* Material for this task *
<<<<

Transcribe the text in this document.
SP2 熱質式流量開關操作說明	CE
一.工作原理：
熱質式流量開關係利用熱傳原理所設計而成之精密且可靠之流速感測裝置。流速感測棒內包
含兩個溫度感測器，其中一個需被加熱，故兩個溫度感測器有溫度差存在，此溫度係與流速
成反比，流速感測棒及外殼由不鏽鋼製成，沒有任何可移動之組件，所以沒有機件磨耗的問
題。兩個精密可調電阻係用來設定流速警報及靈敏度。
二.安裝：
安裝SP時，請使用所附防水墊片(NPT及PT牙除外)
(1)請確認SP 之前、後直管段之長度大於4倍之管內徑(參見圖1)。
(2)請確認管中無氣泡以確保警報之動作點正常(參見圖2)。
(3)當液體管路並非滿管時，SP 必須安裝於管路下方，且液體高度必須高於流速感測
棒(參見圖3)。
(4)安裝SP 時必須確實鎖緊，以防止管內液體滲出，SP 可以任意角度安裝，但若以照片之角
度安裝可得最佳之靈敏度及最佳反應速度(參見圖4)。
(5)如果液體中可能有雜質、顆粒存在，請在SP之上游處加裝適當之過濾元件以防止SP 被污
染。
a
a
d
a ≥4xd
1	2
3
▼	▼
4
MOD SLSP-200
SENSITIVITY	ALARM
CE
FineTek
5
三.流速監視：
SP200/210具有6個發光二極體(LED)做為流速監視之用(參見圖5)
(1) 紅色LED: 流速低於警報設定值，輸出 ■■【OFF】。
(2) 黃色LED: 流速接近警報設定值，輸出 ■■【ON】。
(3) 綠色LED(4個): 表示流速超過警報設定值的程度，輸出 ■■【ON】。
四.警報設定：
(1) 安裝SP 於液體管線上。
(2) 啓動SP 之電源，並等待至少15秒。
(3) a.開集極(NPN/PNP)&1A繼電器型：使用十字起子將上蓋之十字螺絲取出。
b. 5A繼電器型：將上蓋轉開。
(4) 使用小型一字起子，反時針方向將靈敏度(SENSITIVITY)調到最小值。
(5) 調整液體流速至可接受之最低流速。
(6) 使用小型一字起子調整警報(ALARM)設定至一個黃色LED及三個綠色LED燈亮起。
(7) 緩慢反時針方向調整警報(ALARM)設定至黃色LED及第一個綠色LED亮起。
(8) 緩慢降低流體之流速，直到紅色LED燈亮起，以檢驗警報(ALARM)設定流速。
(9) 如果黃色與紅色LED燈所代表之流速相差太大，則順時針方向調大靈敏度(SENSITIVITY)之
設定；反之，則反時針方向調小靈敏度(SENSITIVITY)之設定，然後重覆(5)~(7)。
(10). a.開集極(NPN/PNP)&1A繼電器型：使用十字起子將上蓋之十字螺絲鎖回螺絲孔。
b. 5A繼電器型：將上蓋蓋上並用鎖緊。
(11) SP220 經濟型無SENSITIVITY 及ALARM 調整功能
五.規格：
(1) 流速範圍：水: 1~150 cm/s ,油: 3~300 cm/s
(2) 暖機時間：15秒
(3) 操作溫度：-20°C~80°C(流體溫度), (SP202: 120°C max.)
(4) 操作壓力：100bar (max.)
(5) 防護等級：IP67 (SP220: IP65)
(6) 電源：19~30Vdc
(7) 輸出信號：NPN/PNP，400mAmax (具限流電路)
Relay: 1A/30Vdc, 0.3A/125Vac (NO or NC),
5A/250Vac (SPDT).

>>>>

* Aim of the exercise *
Write every entry out again exactly.

* Answer for this exercise *
Transcribe the text in this document.
SP2 熱質式流量開關操作說明	CE
一.工作原理：
熱質式流量開關係利用熱傳原理所設計而成之精密且可靠之流速感測裝置。流速感測棒內包
含兩個溫度感測器，其中一個需被加熱，故兩個溫度感測器有溫度差存在，此溫度係與流速
成反比，流速感測棒及外殼由不鏽鋼製成，沒有任何可移動之組件，所以沒有機件磨耗的問
題。兩個精密可調電阻係用來設定流速警報及靈敏度。
二.安裝：
安裝SP時，請使用所附防水墊片(NPT及PT牙除外)
(1)請確認SP 之前、後直管段之長度大於4倍之管內徑(參見圖1)。
(2)請確認管中無氣泡以確保警報之動作點正常(參見圖2)。
(3)當液體管路並非滿管時，SP 必須安裝於管路下方，且液體高度必須高於流速感測
棒(參見圖3)。
(4)安裝SP 時必須確實鎖緊，以防止管內液體滲出，SP 可以任意角度安裝，但若以照片之角
度安裝可得最佳之靈敏度及最佳反應速度(參見圖4)。
(5)如果液體中可能有雜質、顆粒存在，請在SP之上游處加裝適當之過濾元件以防止SP 被污
染。
a
a
d
a ≥4xd
1	2
3
▼	▼
4
MOD SLSP-200
SENSITIVITY	ALARM
CE
FineTek
5
三.流速監視：
SP200/210具有6個發光二極體(LED)做為流速監視之用(參見圖5)
(1) 紅色LED: 流速低於警報設定值，輸出 ■■【OFF】。
(2) 黃色LED: 流速接近警報設定值，輸出 ■■【ON】。
(3) 綠色LED(4個): 表示流速超過警報設定值的程度，輸出 ■■【ON】。
四.警報設定：
(1) 安裝SP 於液體管線上。
(2) 啓動SP 之電源，並等待至少15秒。
(3) a.開集極(NPN/PNP)&1A繼電器型：使用十字起子將上蓋之十字螺絲取出。
b. 5A繼電器型：將上蓋轉開。
(4) 使用小型一字起子，反時針方向將靈敏度(SENSITIVITY)調到最小值。
(5) 調整液體流速至可接受之最低流速。
(6) 使用小型一字起子調整警報(ALARM)設定至一個黃色LED及三個綠色LED燈亮起。
(7) 緩慢反時針方向調整警報(ALARM)設定至黃色LED及第一個綠色LED亮起。
(8) 緩慢降低流體之流速，直到紅色LED燈亮起，以檢驗警報(ALARM)設定流速。
(9) 如果黃色與紅色LED燈所代表之流速相差太大，則順時針方向調大靈敏度(SENSITIVITY)之
設定；反之，則反時針方向調小靈敏度(SENSITIVITY)之設定，然後重覆(5)~(7)。
(10). a.開集極(NPN/PNP)&1A繼電器型：使用十字起子將上蓋之十字螺絲鎖回螺絲孔。
b. 5A繼電器型：將上蓋蓋上並用鎖緊。
(11) SP220 經濟型無SENSITIVITY 及ALARM 調整功能
五.規格：
(1) 流速範圍：水: 1~150 cm/s ,油: 3~300 cm/s
(2) 暖機時間：15秒
(3) 操作溫度：-20°C~80°C(流體溫度), (SP202: 120°C max.)
(4) 操作壓力：100bar (max.)
(5) 防護等級：IP67 (SP220: IP65)
(6) 電源：19~30Vdc
(7) 輸出信號：NPN/PNP，400mAmax (具限流電路)
Relay: 1A/30Vdc, 0.3A/125Vac (NO or NC),
5A/250Vac (SPDT).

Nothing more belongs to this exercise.